• [DOCUMENT]
= = = = = = =
Drôle d'union sacrée...

 

Après les événements du mercredi 7 janvier, le Chef de l’État, dans son rôle (et il faut reconnaître qu'il l'a bien tenu, comme transcendé par la tragédie), prônait l'unité nationale, en appelant à une « union sacrée » qui rappelait celle d'il y a un siècle, au soir de l'entrée de la France en guerre. A l'époque, les Français, pourtant fort divisés en cette « Belle époque » dont le terme n'apparaîtra qu'en comparaison des malheurs du moment, avaient répondu massivement présents sans barguigner, quelles que soient leurs idées : à bien y regarder, la République, elle, avait sans doute quelques arrières-pensées, et la suite le démontrera quand elle présentera la victoire acquise sur le champ de bataille comme celle de la République et de ses valeurs, véritable escroquerie intellectuelle et historique dont nous ne sommes pas encore sortis. Les royalistes (entre autres), dont les noms sont fort nombreux sur les monuments aux morts, y compris sur les plaques du lycée Hoche, ont fait leur devoir, comme les autres, la rage au cœur, parfois, d'avoir annoncé bien avant tout le monde la catastrophe de ces « jeunes Français couchés froids et sanglants sur leur terre mal défendue » sans avoir, alors, été écoutés : mais l'essentiel, la France, avait été sauvée, et c'est ce qui comptait, d'abord ! En tout cas, au soir de la mobilisation contre l'Allemagne menaçante, la République et ses administrations n'avaient pas fait la fine bouche devant ces pires ennemis des « valeurs de la République »...

 

Un siècle après, il s'est trouvé des socialistes pour exclure environ un quart du corps électoral de l'union nationale voulue par le président Hollande, et l'exclure au nom de ces mêmes valeurs de la République : ainsi, le Front National était-il expulsé d'une communauté nationale à laquelle, pourtant, il semble bien appartenir, ne serait-ce qu'électoralement et légalement... Cette attitude sectaire d'un parti socialiste (ou, plutôt, de quelques uns de ses membres les plus partisans...) qui n'a guère brillé par clairvoyance ni par son esprit de tolérance ces dernières années, a créé une polémique là où les événements nécessitaient du sang-froid et un dépassement, même temporaire, des anciens clivages (ce qui n'impose pas, en fait, la fin de toute discussion...).
= = = = = = =
• [Données d'annotation de boîtes]

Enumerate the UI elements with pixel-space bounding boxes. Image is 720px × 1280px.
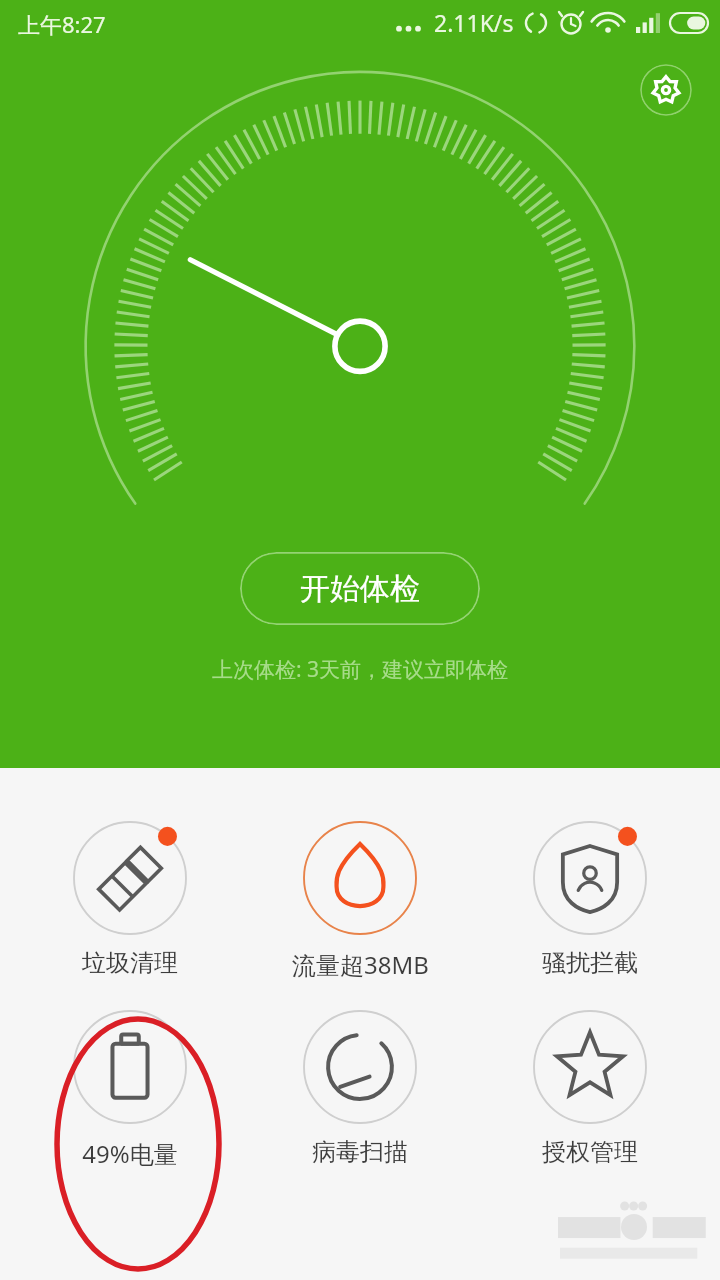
- button[interactable]: Settings: [640, 64, 692, 116]
- staticText: 流量超38MB: [292, 948, 429, 981]
- button[interactable]: 垃圾清理: [30, 820, 230, 978]
- staticText: 2.11K/s: [434, 7, 514, 38]
- staticText: 开始体检: [300, 570, 420, 608]
- button[interactable]: 49%电量: [30, 1009, 230, 1170]
- staticText: 垃圾清理: [82, 948, 178, 978]
- button[interactable]: 流量超38MB: [260, 820, 460, 981]
- staticText: 骚扰拦截: [542, 948, 638, 978]
- button[interactable]: 授权管理: [490, 1009, 690, 1167]
- button[interactable]: 骚扰拦截: [490, 820, 690, 978]
- button[interactable]: 开始体检: [240, 552, 480, 625]
- staticText: 49%电量: [82, 1137, 178, 1170]
- button[interactable]: 病毒扫描: [260, 1009, 460, 1167]
- staticText: 病毒扫描: [312, 1137, 408, 1167]
- staticText: 授权管理: [542, 1137, 638, 1167]
- staticText: 上次体检: 3天前，建议立即体检: [0, 655, 720, 684]
- staticText: 上午8:27: [18, 9, 106, 39]
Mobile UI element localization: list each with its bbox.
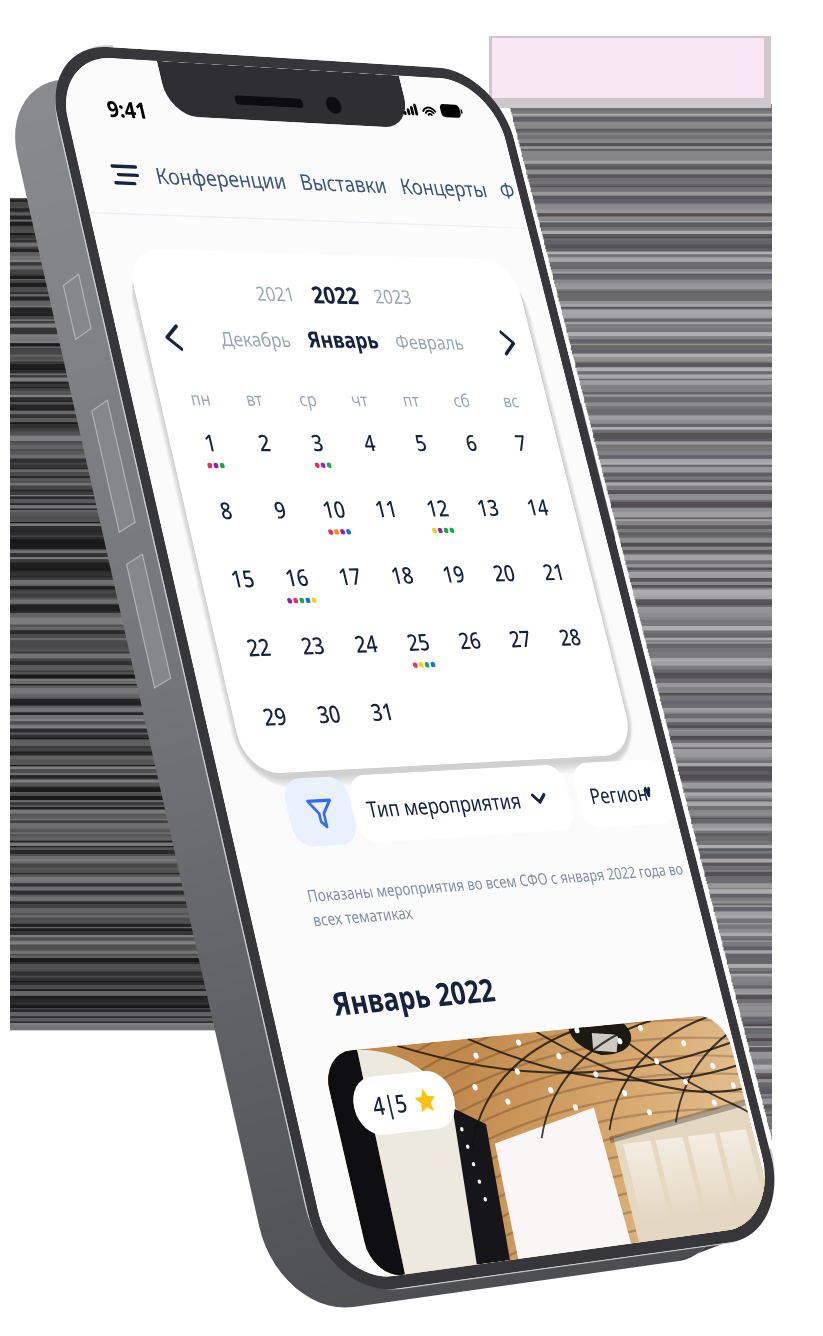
button[interactable]: Тип мероприятия [346, 764, 577, 844]
button[interactable]: 1 [180, 427, 250, 495]
staticText: сб [450, 388, 473, 412]
button[interactable]: 27 [491, 622, 558, 690]
staticText: 27 [506, 623, 535, 654]
button[interactable]: 13 [459, 492, 525, 558]
button[interactable]: 31 [352, 695, 421, 766]
staticText: 20 [490, 557, 519, 588]
button[interactable]: 28 [541, 621, 607, 688]
staticText: 5 [412, 427, 431, 458]
staticText: 18 [388, 559, 417, 591]
button[interactable]: Filter [280, 776, 360, 848]
staticText: 2023 [371, 283, 415, 310]
button[interactable]: Выставки [286, 153, 400, 214]
button[interactable]: 17 [319, 560, 388, 629]
staticText: 10 [319, 494, 349, 525]
staticText: 1 [201, 427, 220, 458]
staticText: 3 [308, 427, 328, 458]
button[interactable]: 21 [525, 556, 590, 622]
button[interactable]: 16 [266, 561, 336, 630]
button[interactable]: 22 [227, 630, 298, 701]
staticText: 6 [462, 428, 481, 458]
staticText: 16 [282, 561, 312, 594]
staticText: Тип мероприятия [364, 785, 525, 824]
staticText: Форумы [496, 176, 516, 205]
staticText: 9:41 [104, 93, 150, 126]
staticText: 24 [351, 628, 381, 660]
button[interactable]: 2021 [243, 279, 308, 307]
button[interactable]: 6 [443, 427, 509, 492]
staticText: Показаны мероприятия во всем СФО с январ… [305, 857, 696, 931]
button[interactable]: 20 [475, 557, 541, 624]
button[interactable]: Previous month [147, 314, 198, 360]
button[interactable]: 8 [195, 494, 266, 563]
staticText: 2021 [253, 280, 298, 307]
button[interactable]: 2 [234, 427, 303, 494]
staticText: 14 [523, 492, 552, 522]
button[interactable]: 4 [340, 427, 408, 493]
staticText: 4 [360, 427, 380, 458]
button[interactable]: 11 [356, 493, 424, 560]
staticText: 7 [512, 428, 531, 458]
button[interactable]: 15 [211, 562, 282, 632]
button[interactable]: Menu [100, 151, 150, 197]
staticText: 25 [404, 626, 434, 658]
staticText: 4|5 [369, 1086, 412, 1123]
button[interactable]: Январь [300, 324, 386, 355]
staticText: чт [348, 387, 371, 412]
staticText: Конференции [152, 160, 289, 196]
button[interactable]: 2023 [361, 282, 424, 310]
button[interactable]: 25 [388, 626, 456, 695]
button[interactable]: 23 [282, 629, 352, 699]
button[interactable]: 5 [392, 427, 459, 493]
staticText: 22 [243, 631, 274, 664]
staticText: вт [243, 386, 266, 411]
staticText: 13 [474, 492, 503, 523]
button[interactable]: Февраль [385, 328, 474, 355]
staticText: 19 [439, 558, 468, 590]
button[interactable]: 24 [335, 627, 404, 697]
button[interactable]: 30 [298, 697, 368, 768]
staticText: 11 [372, 493, 401, 524]
staticText: 8 [217, 494, 236, 526]
staticText: вс [500, 388, 522, 413]
button[interactable]: Концерты [387, 157, 500, 218]
button[interactable]: 18 [372, 559, 440, 627]
button[interactable]: 9 [250, 494, 319, 562]
staticText: пн [188, 385, 213, 411]
staticText: 21 [540, 556, 568, 587]
staticText: 12 [423, 493, 452, 524]
button[interactable]: Форумы [486, 162, 526, 218]
button[interactable]: 29 [243, 699, 314, 771]
button[interactable]: 14 [509, 492, 574, 557]
staticText: 28 [556, 621, 585, 653]
button[interactable]: 3 [288, 427, 356, 494]
button[interactable]: 2022 [301, 278, 368, 311]
staticText: Февраль [392, 328, 467, 355]
staticText: ср [296, 386, 320, 412]
staticText: 26 [455, 624, 485, 656]
button[interactable]: Декабрь [210, 325, 301, 353]
button[interactable]: 12 [408, 492, 475, 559]
button[interactable]: Регион [569, 758, 678, 829]
button[interactable]: 26 [440, 624, 507, 692]
button[interactable]: 10 [304, 493, 372, 561]
staticText: 2 [255, 427, 274, 458]
staticText: 29 [260, 700, 291, 733]
staticText: Концерты [397, 171, 490, 204]
staticText: 30 [314, 697, 345, 731]
staticText: 31 [367, 695, 398, 728]
staticText: Выставки [296, 167, 390, 200]
staticText: Январь 2022 [327, 968, 500, 1027]
button[interactable]: 4|5 [321, 1014, 776, 1279]
staticText: Январь [304, 324, 383, 355]
staticText: 9 [271, 494, 290, 526]
button[interactable]: Next month [485, 320, 532, 364]
staticText: 17 [335, 560, 365, 592]
staticText: Регион [586, 778, 651, 810]
button[interactable]: 19 [424, 558, 491, 626]
staticText: 23 [298, 629, 328, 662]
staticText: Декабрь [218, 325, 294, 353]
button[interactable]: Конференции [142, 146, 300, 210]
button[interactable]: 7 [493, 428, 558, 492]
staticText: 2022 [308, 278, 361, 311]
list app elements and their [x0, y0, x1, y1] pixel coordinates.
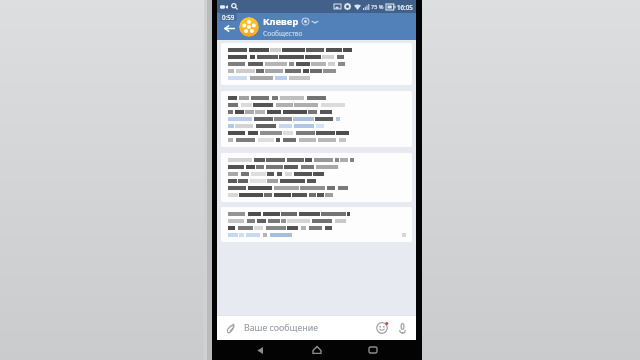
- staticText: 0:59: [222, 13, 235, 21]
- staticText: Клевер: [263, 15, 299, 28]
- staticText: 16:05: [397, 3, 413, 11]
- button[interactable]: Community avatar: [239, 17, 259, 37]
- button[interactable]: Home: [304, 341, 330, 359]
- button[interactable]: Ваше сообщение: [244, 322, 374, 334]
- button[interactable]: Attach: [223, 320, 239, 336]
- button[interactable]: Back: [247, 341, 273, 359]
- staticText: Сообщество: [263, 29, 303, 38]
- button[interactable]: [221, 43, 412, 85]
- button[interactable]: Back: [219, 13, 239, 40]
- staticText: 75 %: [371, 3, 384, 10]
- button[interactable]: Emoji: [374, 320, 390, 336]
- button[interactable]: [221, 207, 412, 242]
- button[interactable]: Recent apps: [360, 341, 386, 359]
- button[interactable]: Клевер: [263, 13, 411, 40]
- staticText: Ваше сообщение: [244, 322, 319, 334]
- button[interactable]: [221, 153, 412, 202]
- button[interactable]: [221, 91, 412, 147]
- button[interactable]: Voice message: [394, 320, 410, 336]
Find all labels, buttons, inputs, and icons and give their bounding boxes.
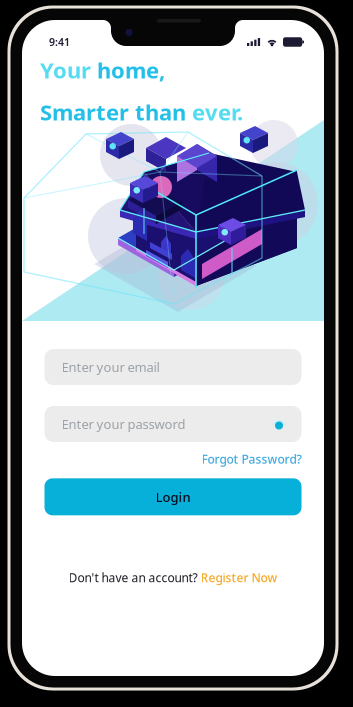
staticText: Don't have an account? xyxy=(68,569,200,586)
staticText: Enter your password xyxy=(62,415,186,433)
staticText: home, xyxy=(97,55,165,85)
staticText: Your xyxy=(40,55,97,85)
staticText: Register Now xyxy=(200,569,278,586)
staticText: Smarter than xyxy=(40,97,192,127)
button[interactable]: Enter your email xyxy=(44,349,302,385)
staticText: 9:41 xyxy=(49,35,70,49)
staticText: Login xyxy=(156,488,190,506)
staticText: Forgot Password? xyxy=(202,451,302,467)
button[interactable]: Forgot Password? xyxy=(202,451,302,467)
button[interactable]: Enter your password xyxy=(44,406,302,442)
staticText: Enter your email xyxy=(62,358,160,376)
button[interactable]: Register Now xyxy=(200,569,278,586)
button[interactable]: Login xyxy=(44,478,302,515)
staticText: ever. xyxy=(192,97,243,127)
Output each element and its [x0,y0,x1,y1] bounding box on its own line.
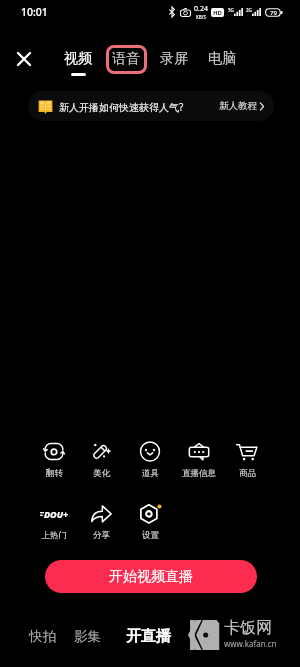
staticText: 电脑 [208,50,236,68]
button[interactable]: 道具 [126,441,174,479]
button[interactable]: 电脑 [202,40,242,78]
button[interactable]: Close [10,45,38,73]
staticText: 开直播 [126,627,171,646]
staticText: 10:01 [21,5,48,19]
button[interactable]: 开直播 [126,624,171,648]
staticText: 5G [228,7,234,13]
staticText: www.kafan.cn [224,638,277,649]
button[interactable]: 直播信息 [175,441,223,479]
staticText: 新人开播如何快速获得人气? [59,100,184,114]
button[interactable]: 设置 [126,503,174,541]
button[interactable]: 美化 [77,441,125,479]
staticText: KB/S [196,14,206,20]
staticText: 新人教程 [219,100,257,112]
button[interactable]: 语音 [106,40,146,78]
button[interactable]: 商品 [223,441,271,479]
button[interactable]: 录屏 [154,40,194,78]
staticText: 设置 [142,530,159,541]
button[interactable]: DOU+ [30,503,78,541]
staticText: 直播信息 [182,468,216,479]
button[interactable]: 翻转 [30,441,78,479]
staticText: 快拍 [29,628,56,645]
button[interactable]: 快拍 [29,624,56,648]
button[interactable]: 视频 [58,40,98,78]
staticText: 2G [246,7,252,13]
staticText: 开始视频直播 [109,568,193,586]
staticText: 卡饭网 [224,618,272,638]
staticText: 视频 [64,50,92,68]
staticText: 美化 [93,468,110,479]
staticText: 79 [270,9,277,17]
staticText: 影集 [74,628,101,645]
staticText: 商品 [239,468,256,479]
staticText: 分享 [93,530,110,541]
staticText: DOU+ [44,508,69,520]
button[interactable]: 新人开播如何快速获得人气? [28,91,274,121]
staticText: HD [213,9,222,17]
button[interactable]: 开始视频直播 [45,560,257,593]
staticText: 0.24 [194,4,208,14]
button[interactable]: 分享 [77,503,125,541]
staticText: 录屏 [160,50,188,68]
staticText: 道具 [142,468,159,479]
staticText: 翻转 [46,468,63,479]
staticText: 上热门 [41,530,67,541]
button[interactable]: 影集 [74,624,101,648]
staticText: 语音 [112,50,140,68]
= = = = = = =
• [TRAVAIL À FAIRE]
1 > Indiquez si chacune des affirmations suivantes concorde avec le texte sur l'union sacrée, en répondant par oui ou par non et en citant à l'identique les mots du texte qui tranchent. (a) Des noms de royalistes figurent sur les plaques du lycée Hoche. (b) Ce sont des socialistes qui ont exclu le Front National de l'union nationale. (c) Les événements évoqués ont eu lieu un jeudi 8 janvier.
2 > Citez fidèlement les lignes des enregistrements en commençant par la ligne qui contient « button[interactable]: Тип мероприятия » et en poursuivant jusqu'à la ligne qui contient « staticText: 2023 [371, 283, 415, 310] », ces deux lignes comprises.

• [EXERCICES CORRIGÉS]
1 >
(a) Oui : « dont les noms sont fort nombreux sur les monuments aux morts, y compris sur les plaques du lycée Hoche ».
(b) Oui : « il s'est trouvé des socialistes pour exclure environ un quart du corps électoral de l'union nationale voulue par le président Hollande ».
(c) Non : « Après les événements du mercredi 7 janvier ».

2 >
button[interactable]: Тип мероприятия [346, 764, 577, 844]
button[interactable]: 1 [180, 427, 250, 495]
staticText: сб [450, 388, 473, 412]
button[interactable]: 27 [491, 622, 558, 690]
staticText: 27 [506, 623, 535, 654]
button[interactable]: 13 [459, 492, 525, 558]
button[interactable]: 31 [352, 695, 421, 766]
staticText: 20 [490, 557, 519, 588]
button[interactable]: 28 [541, 621, 607, 688]
staticText: 5 [412, 427, 431, 458]
staticText: 18 [388, 559, 417, 591]
button[interactable]: Filter [280, 776, 360, 848]
staticText: 2023 [371, 283, 415, 310]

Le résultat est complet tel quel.